--- Set problem ---
Find each line with "passo" and copy it.

#### Records supplied

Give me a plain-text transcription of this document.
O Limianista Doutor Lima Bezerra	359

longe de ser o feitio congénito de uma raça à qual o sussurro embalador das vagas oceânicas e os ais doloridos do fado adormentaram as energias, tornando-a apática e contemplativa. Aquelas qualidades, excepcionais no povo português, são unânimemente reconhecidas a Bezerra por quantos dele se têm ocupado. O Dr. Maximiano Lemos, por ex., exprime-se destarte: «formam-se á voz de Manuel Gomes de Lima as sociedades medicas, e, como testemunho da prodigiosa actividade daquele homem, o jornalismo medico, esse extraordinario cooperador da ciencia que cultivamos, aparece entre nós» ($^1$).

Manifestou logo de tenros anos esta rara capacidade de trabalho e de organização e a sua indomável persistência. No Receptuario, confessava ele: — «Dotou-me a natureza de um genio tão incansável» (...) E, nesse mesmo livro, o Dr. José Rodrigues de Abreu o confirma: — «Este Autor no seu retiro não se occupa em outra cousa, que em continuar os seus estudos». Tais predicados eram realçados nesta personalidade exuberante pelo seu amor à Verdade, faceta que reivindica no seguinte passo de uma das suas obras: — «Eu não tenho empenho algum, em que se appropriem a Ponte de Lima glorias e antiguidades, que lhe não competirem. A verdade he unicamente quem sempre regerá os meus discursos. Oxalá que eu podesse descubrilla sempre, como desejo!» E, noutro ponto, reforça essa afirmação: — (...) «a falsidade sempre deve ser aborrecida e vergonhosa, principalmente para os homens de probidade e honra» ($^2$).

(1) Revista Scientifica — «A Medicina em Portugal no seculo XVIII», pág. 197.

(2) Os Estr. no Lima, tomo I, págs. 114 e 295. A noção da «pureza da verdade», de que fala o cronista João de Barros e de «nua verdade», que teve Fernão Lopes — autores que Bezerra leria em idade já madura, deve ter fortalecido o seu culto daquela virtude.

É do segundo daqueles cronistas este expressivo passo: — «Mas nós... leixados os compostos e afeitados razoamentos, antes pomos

########

--- Response to the task ---
Manifestou logo de tenros anos esta rara capacidade de trabalho e de organização e a sua indomável persistência. No Receptuario, confessava ele: — «Dotou-me a natureza de um genio tão incansável» (...) E, nesse mesmo livro, o Dr. José Rodrigues de Abreu o confirma: — «Este Autor no seu retiro não se occupa em outra cousa, que em continuar os seus estudos». Tais predicados eram realçados nesta personalidade exuberante pelo seu amor à Verdade, faceta que reivindica no seguinte passo de uma das suas obras: — «Eu não tenho empenho algum, em que se appropriem a Ponte de Lima glorias e antiguidades, que lhe não competirem. A verdade he unicamente quem sempre regerá os meus discursos. Oxalá que eu podesse descubrilla sempre, como desejo!» E, noutro ponto, reforça essa afirmação: — (...) «a falsidade sempre deve ser aborrecida e vergonhosa, principalmente para os homens de probidade e honra» ($^2$).
É do segundo daqueles cronistas este expressivo passo: — «Mas nós... leixados os compostos e afeitados razoamentos, antes pomos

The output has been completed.